◆ What you will do:
A) In the abstract on ALK-positive lung cancer, since when has PaLMS undertaken reflex ALK testing by immunohistochemistry?
B) Carry the abstract on ALK-positive lung cancer forward from its final line.

◆ Extract provided:
------------------------------------------------------------

ALK Translocated Non-Small Cell Lung Cancer: Experience from an Australian metropolitan tertiary referral centre. (#367)
Background:
The lower north shore of Sydney has a low rate of smoking at 10% and a high prevalence of patients of Asian background. The incidence of ALK positive non-small cell lung cancer (NSCLC) has been evaluated to be 4% of amongst all lung cancer cases. Care is provided across co-located public and private services. Reflex ALK testing using immunohistochemistry (IHC) has been undertaken by PaLMS – Pacific Laboratory Medicine Services (Pathology North ) since January 2012. All IHC positive cases are referred for florescence in situ hybridization (FISH) testing. Crizotinib, a proven effective targeted therapy was not PBS approved until July 1, 2015.
Aim:
To review and report an Australian metropolitan centre (Royal North Shore Hospital (RNSH) and Northern Cancer Institute) experience with this rare and unique cancer group.
Methods:
Pathology department data-base identification of ALK positive lung cases and retrospective chart review.

------------------------------------------------------------

◆ Supplied records:
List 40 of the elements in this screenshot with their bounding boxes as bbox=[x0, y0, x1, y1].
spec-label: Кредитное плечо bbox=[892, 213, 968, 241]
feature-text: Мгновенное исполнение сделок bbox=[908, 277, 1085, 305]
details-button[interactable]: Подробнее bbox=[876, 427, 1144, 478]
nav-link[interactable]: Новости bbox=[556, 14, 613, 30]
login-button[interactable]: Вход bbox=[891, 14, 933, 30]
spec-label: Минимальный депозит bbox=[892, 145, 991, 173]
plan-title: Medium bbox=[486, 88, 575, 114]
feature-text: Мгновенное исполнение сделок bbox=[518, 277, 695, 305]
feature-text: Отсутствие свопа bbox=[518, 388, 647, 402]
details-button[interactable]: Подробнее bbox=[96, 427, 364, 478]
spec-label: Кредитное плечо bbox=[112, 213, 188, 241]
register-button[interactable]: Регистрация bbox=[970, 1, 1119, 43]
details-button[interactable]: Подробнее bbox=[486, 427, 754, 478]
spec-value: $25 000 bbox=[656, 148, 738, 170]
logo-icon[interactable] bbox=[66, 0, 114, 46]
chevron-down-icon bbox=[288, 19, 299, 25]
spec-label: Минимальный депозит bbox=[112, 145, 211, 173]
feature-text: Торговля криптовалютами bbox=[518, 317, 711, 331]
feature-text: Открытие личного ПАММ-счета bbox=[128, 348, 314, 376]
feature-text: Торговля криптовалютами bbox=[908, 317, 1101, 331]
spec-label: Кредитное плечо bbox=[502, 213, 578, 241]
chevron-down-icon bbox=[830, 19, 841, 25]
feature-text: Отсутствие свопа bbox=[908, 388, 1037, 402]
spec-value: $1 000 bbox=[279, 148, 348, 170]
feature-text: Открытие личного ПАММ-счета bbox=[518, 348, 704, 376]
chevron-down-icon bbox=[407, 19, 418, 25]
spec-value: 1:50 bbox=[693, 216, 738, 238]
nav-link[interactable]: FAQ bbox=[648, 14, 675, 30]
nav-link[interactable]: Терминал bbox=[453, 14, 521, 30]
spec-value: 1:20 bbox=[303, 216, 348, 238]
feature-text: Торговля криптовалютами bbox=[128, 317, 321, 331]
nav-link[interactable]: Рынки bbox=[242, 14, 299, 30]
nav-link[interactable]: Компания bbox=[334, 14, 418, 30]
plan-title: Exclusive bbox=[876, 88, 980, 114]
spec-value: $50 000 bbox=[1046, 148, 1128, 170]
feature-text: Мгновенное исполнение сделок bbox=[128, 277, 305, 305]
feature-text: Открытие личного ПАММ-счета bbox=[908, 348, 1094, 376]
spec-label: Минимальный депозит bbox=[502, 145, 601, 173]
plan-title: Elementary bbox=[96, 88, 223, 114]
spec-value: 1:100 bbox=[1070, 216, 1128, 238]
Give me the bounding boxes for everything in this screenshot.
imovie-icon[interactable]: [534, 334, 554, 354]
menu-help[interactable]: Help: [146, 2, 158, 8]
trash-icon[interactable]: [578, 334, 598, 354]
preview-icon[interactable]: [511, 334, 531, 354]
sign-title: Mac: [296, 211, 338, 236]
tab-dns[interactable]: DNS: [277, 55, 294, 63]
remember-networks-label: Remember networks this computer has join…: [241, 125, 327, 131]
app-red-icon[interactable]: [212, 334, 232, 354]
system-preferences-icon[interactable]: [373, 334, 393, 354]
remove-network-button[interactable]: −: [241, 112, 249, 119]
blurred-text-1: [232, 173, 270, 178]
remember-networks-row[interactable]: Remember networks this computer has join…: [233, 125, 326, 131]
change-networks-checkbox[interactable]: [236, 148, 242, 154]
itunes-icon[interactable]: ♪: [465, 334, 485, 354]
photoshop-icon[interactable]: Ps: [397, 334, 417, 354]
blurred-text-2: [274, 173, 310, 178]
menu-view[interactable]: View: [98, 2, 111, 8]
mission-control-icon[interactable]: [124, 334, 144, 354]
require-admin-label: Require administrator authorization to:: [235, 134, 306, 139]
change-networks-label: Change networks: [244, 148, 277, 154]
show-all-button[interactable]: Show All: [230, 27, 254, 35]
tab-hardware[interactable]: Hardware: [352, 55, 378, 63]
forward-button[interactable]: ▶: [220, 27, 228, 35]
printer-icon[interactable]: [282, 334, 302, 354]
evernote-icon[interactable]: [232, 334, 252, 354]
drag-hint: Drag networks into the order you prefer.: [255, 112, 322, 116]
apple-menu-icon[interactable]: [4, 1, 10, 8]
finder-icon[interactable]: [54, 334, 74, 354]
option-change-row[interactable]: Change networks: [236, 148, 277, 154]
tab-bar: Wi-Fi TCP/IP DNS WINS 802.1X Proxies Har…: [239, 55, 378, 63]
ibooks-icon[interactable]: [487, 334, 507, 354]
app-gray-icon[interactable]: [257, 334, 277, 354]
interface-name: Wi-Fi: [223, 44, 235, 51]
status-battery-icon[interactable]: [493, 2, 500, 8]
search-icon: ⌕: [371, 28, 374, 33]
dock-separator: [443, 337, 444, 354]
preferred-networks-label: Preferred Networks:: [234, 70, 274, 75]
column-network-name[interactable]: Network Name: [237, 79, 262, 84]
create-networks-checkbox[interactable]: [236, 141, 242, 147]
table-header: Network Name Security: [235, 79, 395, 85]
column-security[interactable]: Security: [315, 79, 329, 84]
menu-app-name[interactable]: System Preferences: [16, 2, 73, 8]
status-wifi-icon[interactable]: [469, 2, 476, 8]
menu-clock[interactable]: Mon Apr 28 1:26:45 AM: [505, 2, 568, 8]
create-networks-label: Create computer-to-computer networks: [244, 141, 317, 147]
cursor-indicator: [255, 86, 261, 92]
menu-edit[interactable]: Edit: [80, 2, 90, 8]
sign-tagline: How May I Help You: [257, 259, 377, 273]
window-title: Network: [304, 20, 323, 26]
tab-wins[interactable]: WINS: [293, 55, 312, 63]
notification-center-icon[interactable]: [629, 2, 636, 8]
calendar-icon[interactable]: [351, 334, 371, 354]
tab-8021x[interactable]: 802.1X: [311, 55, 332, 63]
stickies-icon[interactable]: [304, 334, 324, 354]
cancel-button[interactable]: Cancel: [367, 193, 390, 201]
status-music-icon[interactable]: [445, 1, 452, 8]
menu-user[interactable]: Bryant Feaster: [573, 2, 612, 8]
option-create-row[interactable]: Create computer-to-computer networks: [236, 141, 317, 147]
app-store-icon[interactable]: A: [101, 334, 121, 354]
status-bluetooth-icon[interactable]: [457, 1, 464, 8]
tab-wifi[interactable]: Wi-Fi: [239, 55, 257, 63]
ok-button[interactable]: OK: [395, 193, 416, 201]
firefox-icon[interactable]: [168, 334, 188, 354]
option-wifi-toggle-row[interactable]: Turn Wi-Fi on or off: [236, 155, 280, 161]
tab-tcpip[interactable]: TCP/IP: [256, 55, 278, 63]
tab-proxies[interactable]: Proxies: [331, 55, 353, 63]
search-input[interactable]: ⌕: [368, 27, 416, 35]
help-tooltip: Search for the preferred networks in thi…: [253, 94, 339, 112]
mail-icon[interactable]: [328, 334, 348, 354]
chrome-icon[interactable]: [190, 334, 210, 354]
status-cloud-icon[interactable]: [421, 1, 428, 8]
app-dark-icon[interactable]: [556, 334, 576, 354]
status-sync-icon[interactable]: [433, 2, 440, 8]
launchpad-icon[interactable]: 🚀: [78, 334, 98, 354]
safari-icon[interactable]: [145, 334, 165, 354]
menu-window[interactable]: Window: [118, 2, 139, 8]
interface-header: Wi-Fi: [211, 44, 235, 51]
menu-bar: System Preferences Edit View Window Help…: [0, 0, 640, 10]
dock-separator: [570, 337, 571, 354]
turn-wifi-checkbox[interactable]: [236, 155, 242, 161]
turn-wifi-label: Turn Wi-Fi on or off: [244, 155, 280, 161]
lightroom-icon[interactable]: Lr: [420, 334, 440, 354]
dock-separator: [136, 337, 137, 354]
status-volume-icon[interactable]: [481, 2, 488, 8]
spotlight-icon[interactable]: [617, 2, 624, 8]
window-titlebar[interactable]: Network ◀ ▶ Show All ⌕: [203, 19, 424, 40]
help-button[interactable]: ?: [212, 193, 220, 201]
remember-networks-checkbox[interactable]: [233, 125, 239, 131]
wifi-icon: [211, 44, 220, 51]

------------------------------------------------------------

◆ Written answers:
A) Since January 2012.

B)
Results:
Between January 1 2012 and July 30 2015 thirty five ALK IHC positive cases were identified, 18 females, 17 males; 21 Caucasian, 12 Asian, 1 Indian and 1 Pacific-Islander. The median age was 62 years, range 25 to 84. All IHC positive cases were confirmed positive by FISH. 18 (51%) of these patients were treated on one or more first and second line clinical trials at RNSH evaluating crizotinib, alectanib or brigatinib. Other therapies included platinum/pemetrexed chemotherapy, surgery and radiotherapy as clinically indicated. Patient demographics, patterns of disease presentation and clinical course, treatment summary and completed clinical outcomes will be summarized and reported, for example we have found one in two patients have brain metastases at diagnosis. At data cut 29% of patients have died.
Conclusions:
The incidence of ALK positive NSCLC in our setting in the lower north shore of Sydney is 4%, in keeping with the range described in the literature. Patient inclusion on clinical trials was high reflecting strong willingness to participate and comply in order to access the most appropriate targeted therapies.